(GIVEN INSTRUCTION):
Return the data exactly, with all pictures removed.

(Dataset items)
-- START --

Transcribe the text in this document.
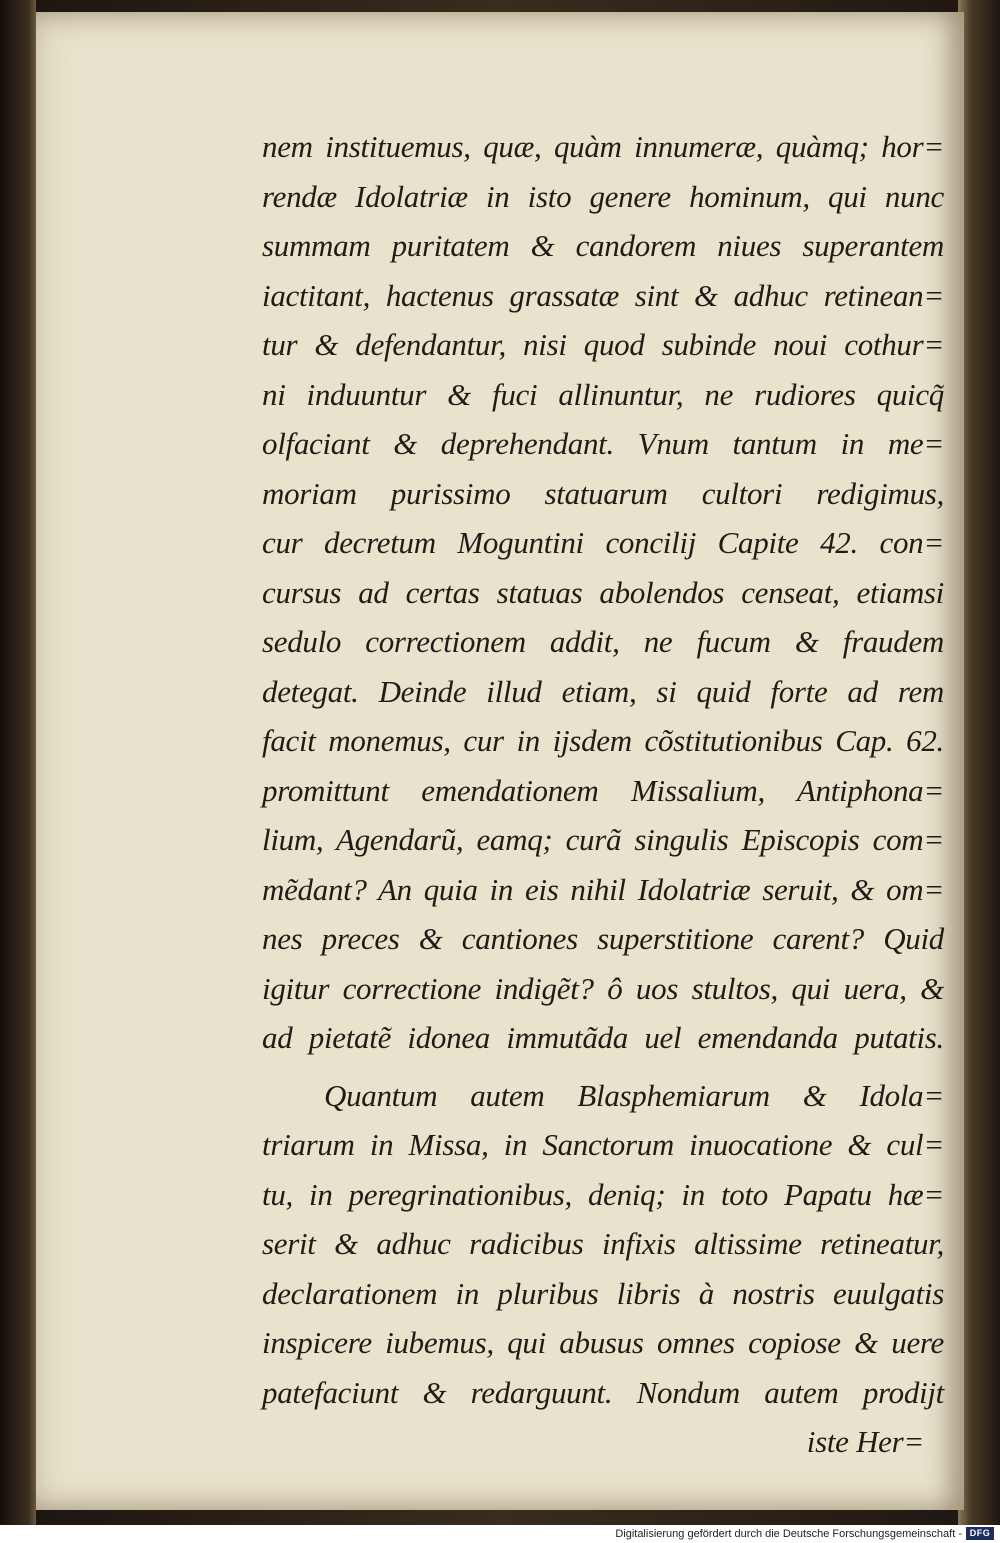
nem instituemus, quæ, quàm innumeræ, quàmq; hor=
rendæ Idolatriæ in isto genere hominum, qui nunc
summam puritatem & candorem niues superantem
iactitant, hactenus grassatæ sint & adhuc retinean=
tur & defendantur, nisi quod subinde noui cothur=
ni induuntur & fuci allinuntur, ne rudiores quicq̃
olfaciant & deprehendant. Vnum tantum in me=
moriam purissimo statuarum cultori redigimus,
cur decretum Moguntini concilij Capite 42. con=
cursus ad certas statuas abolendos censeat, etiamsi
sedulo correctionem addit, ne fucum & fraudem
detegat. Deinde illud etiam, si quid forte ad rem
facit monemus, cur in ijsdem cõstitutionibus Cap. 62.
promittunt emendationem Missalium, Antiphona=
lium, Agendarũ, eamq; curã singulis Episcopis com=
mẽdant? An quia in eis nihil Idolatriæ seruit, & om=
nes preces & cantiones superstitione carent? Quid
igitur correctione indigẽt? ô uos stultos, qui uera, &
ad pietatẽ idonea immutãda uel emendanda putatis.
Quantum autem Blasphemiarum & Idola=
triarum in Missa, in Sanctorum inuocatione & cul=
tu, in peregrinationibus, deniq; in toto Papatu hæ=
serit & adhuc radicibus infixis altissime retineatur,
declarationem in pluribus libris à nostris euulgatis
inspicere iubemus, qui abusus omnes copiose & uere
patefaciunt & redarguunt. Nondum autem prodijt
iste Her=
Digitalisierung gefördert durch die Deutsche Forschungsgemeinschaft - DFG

-- END --

(RESPONSE):
Transcribe the text in this document.
nem instituemus, quæ, quàm innumeræ, quàmq; hor=
rendæ Idolatriæ in isto genere hominum, qui nunc
summam puritatem & candorem niues superantem
iactitant, hactenus grassatæ sint & adhuc retinean=
tur & defendantur, nisi quod subinde noui cothur=
ni induuntur & fuci allinuntur, ne rudiores quicq̃
olfaciant & deprehendant. Vnum tantum in me=
moriam purissimo statuarum cultori redigimus,
cur decretum Moguntini concilij Capite 42. con=
cursus ad certas statuas abolendos censeat, etiamsi
sedulo correctionem addit, ne fucum & fraudem
detegat. Deinde illud etiam, si quid forte ad rem
facit monemus, cur in ijsdem cõstitutionibus Cap. 62.
promittunt emendationem Missalium, Antiphona=
lium, Agendarũ, eamq; curã singulis Episcopis com=
mẽdant? An quia in eis nihil Idolatriæ seruit, & om=
nes preces & cantiones superstitione carent? Quid
igitur correctione indigẽt? ô uos stultos, qui uera, &
ad pietatẽ idonea immutãda uel emendanda putatis.
Quantum autem Blasphemiarum & Idola=
triarum in Missa, in Sanctorum inuocatione & cul=
tu, in peregrinationibus, deniq; in toto Papatu hæ=
serit & adhuc radicibus infixis altissime retineatur,
declarationem in pluribus libris à nostris euulgatis
inspicere iubemus, qui abusus omnes copiose & uere
patefaciunt & redarguunt. Nondum autem prodijt
iste Her=
Digitalisierung gefördert durch die Deutsche Forschungsgemeinschaft - DFG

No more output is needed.